Records that describe figures
>> Begin

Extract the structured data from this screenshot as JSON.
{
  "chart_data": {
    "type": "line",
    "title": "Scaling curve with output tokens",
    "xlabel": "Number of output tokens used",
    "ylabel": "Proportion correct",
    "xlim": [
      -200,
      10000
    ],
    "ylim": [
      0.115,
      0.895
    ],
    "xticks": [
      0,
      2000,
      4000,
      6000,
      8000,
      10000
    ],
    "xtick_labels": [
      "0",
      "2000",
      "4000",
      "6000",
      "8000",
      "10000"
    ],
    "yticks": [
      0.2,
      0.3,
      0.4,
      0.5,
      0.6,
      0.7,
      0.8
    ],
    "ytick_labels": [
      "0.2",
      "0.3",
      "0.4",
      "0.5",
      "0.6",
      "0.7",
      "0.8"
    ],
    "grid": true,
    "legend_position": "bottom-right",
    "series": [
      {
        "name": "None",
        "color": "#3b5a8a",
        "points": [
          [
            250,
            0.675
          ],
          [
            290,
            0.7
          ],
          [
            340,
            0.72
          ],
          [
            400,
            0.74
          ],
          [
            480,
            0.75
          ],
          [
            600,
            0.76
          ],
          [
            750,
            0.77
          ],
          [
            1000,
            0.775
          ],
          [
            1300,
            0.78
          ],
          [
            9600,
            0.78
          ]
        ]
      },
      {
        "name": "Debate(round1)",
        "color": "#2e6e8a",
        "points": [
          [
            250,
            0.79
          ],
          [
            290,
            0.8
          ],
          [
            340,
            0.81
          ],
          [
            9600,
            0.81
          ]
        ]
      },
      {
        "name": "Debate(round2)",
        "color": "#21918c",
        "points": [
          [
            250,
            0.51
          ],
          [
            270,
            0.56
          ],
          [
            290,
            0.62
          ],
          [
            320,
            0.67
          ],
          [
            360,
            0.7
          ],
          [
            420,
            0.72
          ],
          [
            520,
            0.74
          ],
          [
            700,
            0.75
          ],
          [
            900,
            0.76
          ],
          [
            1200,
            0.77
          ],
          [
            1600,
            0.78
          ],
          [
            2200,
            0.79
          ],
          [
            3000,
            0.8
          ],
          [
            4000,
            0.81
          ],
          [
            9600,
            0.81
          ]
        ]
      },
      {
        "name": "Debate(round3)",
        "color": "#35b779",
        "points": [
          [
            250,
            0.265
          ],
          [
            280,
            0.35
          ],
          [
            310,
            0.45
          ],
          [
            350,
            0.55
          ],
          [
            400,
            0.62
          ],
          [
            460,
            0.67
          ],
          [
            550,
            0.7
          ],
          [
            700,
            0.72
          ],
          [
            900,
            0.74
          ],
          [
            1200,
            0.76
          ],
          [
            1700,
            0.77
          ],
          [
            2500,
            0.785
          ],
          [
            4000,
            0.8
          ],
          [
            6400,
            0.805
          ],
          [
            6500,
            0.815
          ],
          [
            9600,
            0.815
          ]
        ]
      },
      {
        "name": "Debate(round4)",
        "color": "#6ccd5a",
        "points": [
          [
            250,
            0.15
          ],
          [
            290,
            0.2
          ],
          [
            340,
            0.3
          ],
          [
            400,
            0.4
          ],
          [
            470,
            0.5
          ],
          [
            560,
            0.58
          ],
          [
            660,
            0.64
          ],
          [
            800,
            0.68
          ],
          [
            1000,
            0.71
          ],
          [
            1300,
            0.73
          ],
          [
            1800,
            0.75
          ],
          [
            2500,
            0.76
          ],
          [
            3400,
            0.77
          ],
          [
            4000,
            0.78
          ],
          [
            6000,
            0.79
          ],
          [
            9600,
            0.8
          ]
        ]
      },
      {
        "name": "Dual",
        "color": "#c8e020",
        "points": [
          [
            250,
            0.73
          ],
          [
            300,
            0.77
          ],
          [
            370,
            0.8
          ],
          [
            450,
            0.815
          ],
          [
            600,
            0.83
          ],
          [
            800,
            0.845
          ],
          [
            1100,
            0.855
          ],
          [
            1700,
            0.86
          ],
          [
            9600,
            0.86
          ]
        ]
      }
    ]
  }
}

>> End

§ STATED GOAL
Determine how many lines of the entries above carry the string "Debate", and give that number alone.

§ FINAL RESULT
4